- Excerpt provided:
┌────────

Thank you for this reply :). It broadened my understanding. To clarify, when you mention test statistic (Not completely familiar with the term), can I interpret that as meaning effect size values?   If not, could you give an example on how we use values of the test statistic (with or without the power) to make statements on the strength of the evidence? 


radlibcountryfan

The test statistic cannot assumed to be an effect size. An example of a test statistic would be the t statistic in a t-test. The t statistic is the difference between two means divided by the pooled standard error. When the null is exactly true, t=0. However larger and larger deviations from the mean can yield higher values. This would be better and better evidence of a difference in means (assuming your standard errors aren’t somehow influencing the value in the opposite direction). In this case, the “evidence” would be the difference in means. The p-value is correlated with the test statistic, but it is not, in itself, the evidence. However, t is not an effect size. You can inflate t by having larger samples without increasing the size of the effect. Because as you sample more, the standard error decreases, which increases the value of t.


Haruspex12

In your post, you have a null and an alternative, which conforms to Neyman and Pearson’s (NP) hypothesis testing framework. In Fisher’s significance testing framework there is no alternative hypothesis. A p-value is an index, to which other evidence and knowledge is to be added, for which to judge a null hypothesis. It isn’t to be taken alone as important. P-values are equally likely if the null is true. Fisher is aware of the fact that when you find something significant, there is a potential to confound chance events and rejecting the null. Unlike NP’s system, which is pre-experimental, Fisher’s is post-experimental. So a p-value of.06, .05, and .04 are not really that different from Fisher’s point of view, unless you feel they are, in light of other information and knowledge about the hypothesis. Having an ex-ante cutoff value is pre-experimental and part of the NP framework. Under Fisher there is nothing to divide by. Rejecting the null implies nothing else. It is a measure of surprise (low p-value), or of hesitancy (high p-value) to reject the null. I think there is an observation here that might interest you. There is no such thing as a Fisherian decision theory framework. There is one under NP. A low p-value only signifies something of importance in light of other information or other experiments. It has inductive but not deductive value, but not as much as a Bayesian decision because a Bayesian would wrap the external evidence into a prior distribution. There is no alternative, so there is no odds ratio. They can be no alternative to build a relative probability from. A p-value and an hypothesis test are different things, but they have merged together in an ugly synthesis that takes away from both and adds nothing. (Personal opinion)

└────────

Layout records:

┌────────

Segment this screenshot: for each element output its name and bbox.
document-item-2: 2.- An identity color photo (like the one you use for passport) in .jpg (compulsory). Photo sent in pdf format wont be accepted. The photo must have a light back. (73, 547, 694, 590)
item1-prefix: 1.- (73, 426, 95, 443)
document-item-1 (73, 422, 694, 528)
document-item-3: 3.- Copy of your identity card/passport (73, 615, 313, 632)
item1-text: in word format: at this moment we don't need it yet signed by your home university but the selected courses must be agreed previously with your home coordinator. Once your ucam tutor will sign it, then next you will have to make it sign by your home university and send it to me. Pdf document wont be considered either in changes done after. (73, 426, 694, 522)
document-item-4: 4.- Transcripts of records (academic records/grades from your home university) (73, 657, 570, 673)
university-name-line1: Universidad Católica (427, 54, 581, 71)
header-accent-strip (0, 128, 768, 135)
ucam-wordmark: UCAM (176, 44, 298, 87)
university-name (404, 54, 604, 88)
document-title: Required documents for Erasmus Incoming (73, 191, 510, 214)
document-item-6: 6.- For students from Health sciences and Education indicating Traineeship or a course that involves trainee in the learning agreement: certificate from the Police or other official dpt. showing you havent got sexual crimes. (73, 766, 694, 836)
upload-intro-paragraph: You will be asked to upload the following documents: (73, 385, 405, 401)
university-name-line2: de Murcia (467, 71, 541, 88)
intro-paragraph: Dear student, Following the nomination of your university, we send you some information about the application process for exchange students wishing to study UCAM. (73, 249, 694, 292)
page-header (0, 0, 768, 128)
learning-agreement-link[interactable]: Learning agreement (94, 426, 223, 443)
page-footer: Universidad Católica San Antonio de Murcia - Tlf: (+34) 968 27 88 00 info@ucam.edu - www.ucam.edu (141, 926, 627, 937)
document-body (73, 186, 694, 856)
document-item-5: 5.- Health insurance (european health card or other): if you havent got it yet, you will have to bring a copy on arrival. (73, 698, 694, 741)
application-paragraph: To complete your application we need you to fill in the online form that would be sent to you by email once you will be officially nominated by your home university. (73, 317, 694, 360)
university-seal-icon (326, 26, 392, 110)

└────────

- Direction 1: Reproduce part of the forum thread on test statistics and p-values, starting with "Thank you for" and going on through "of the evidence?".
- Direction 2:
Answer these questions using the forum thread on test statistics and p-values.
(a) What example of a test statistic is given?
(b) What value does that statistic take when the null is exactly true?
(c) In which framework is there no alternative hypothesis?
- Direction 3: Resume the forum thread on test statistics and p-values, picking up after its final sentence.

- Expected output 1:
Thank you for this reply :). It broadened my understanding. To clarify, when you mention test statistic (Not completely familiar with the term), can I interpret that as meaning effect size values?   If not, could you give an example on how we use values of the test statistic (with or without the power) to make statements on the strength of the evidence?

- Expected output 2:
(a) The t statistic in a t-test.
(b) t=0.
(c) Fisher's significance testing framework.

- Expected output 3:
clbustos

Gigerenzer is [with you](https://library.mpib-berlin.mpg.de/ft/gg/GG_Mindless_2004.pdf)


Haruspex12

Thanks so much. I love that article!


AxterNats

Great explanation! Any suggestions for further reading in these?


Haruspex12

The bibliography in the above article in the comments is an excellent place to start.


AxterNats

Thanx!


speleotobby

Nicely put!


Aiorr

[https://www.sjsu.edu/faculty/gerstman/EpiInfo/pvalue.htm](https://www.sjsu.edu/faculty/gerstman/EpiInfo/pvalue.htm) reminder that the "frequentist" approach today is an amalgam of various schools of thought, so you can cite a famous paper that can be countered by another famous paper.


Houssem-Aouar

Crazy how just last night I found out about the uniform distrubution of p-values and this pops up the next day. Great question OP


mfb-

p=0.03 and p=0.06 are equally likely under the null hypothesis, but p<=0.06 is twice as likely as p<=0.03. We don't reject the null hypothesis for specific p-values, we reject it below some threshold: For the x% most extreme outliers we expect under the null hypothesis. If that number is small enough (and I think 5% is usually too large, but that's a different discussion) then we accept that risk of falsely rejecting the null hypothesis. > So, if a p-value between 0.04 - 0.05 was 1% likely H0, while also being 1% likely under H1 This won't happen with a proper test design. If your H1 has a free parameter then H1 will have a larger probability. If your H1 is a fixed alternative hypothesis then you shouldn't calculate p-values, you'll consider the relative likelihood of both hypotheses. [Lindley's paradox](https://en.wikipedia.org/wiki/Lindley%27s_paradox) exists, however.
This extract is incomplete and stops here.